Repeat the listing that follows, character for character, minus the pictures.

Chart and figure data
— START —

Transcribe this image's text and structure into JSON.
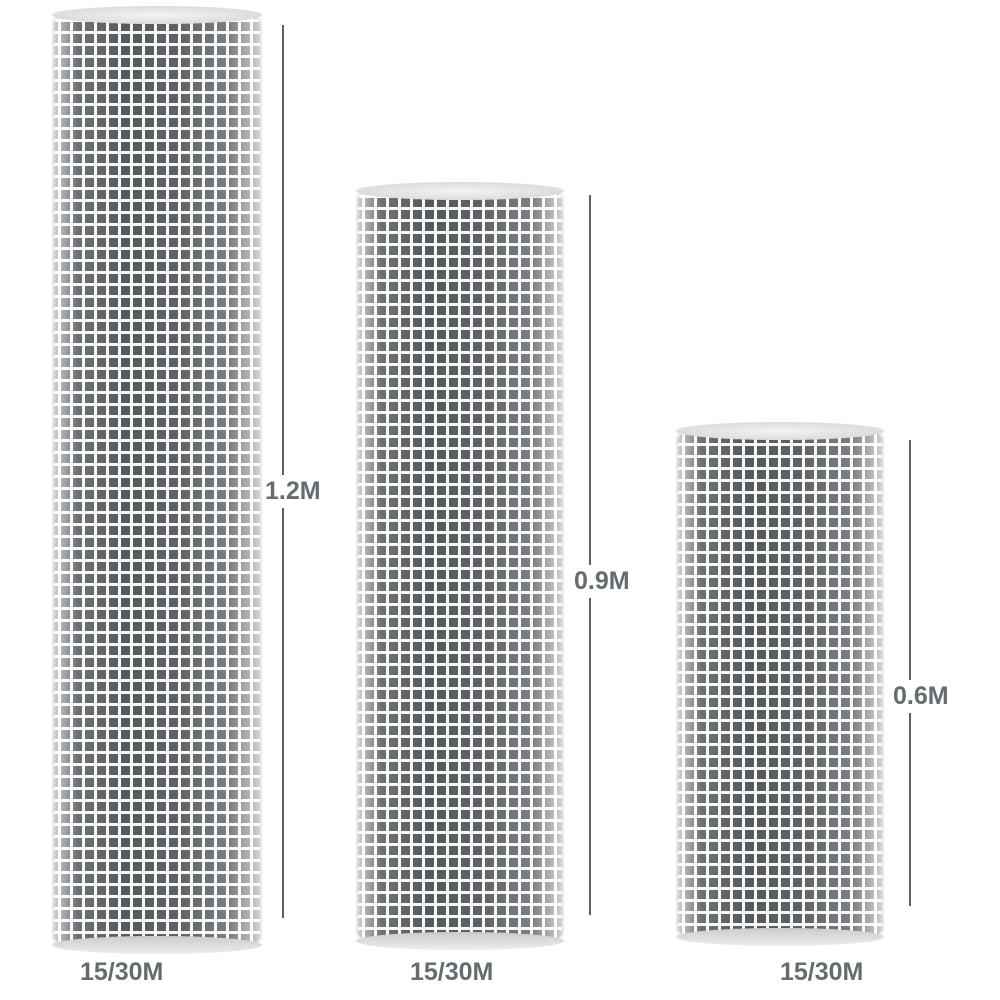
{
  "rolls": [
    {
      "height_label": "1.2M",
      "length_label": "15/30M"
    },
    {
      "height_label": "0.9M",
      "length_label": "15/30M"
    },
    {
      "height_label": "0.6M",
      "length_label": "15/30M"
    }
  ],
  "colors": {
    "text": "#646c70",
    "line": "#5a6266",
    "mesh": "#e8e8e8"
  }
}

— END —

* Solved exercise *
Transcribe this image's text and structure into JSON.
{
  "rolls": [
    {
      "height_label": "1.2M",
      "length_label": "15/30M"
    },
    {
      "height_label": "0.9M",
      "length_label": "15/30M"
    },
    {
      "height_label": "0.6M",
      "length_label": "15/30M"
    }
  ],
  "colors": {
    "text": "#646c70",
    "line": "#5a6266",
    "mesh": "#e8e8e8"
  }
}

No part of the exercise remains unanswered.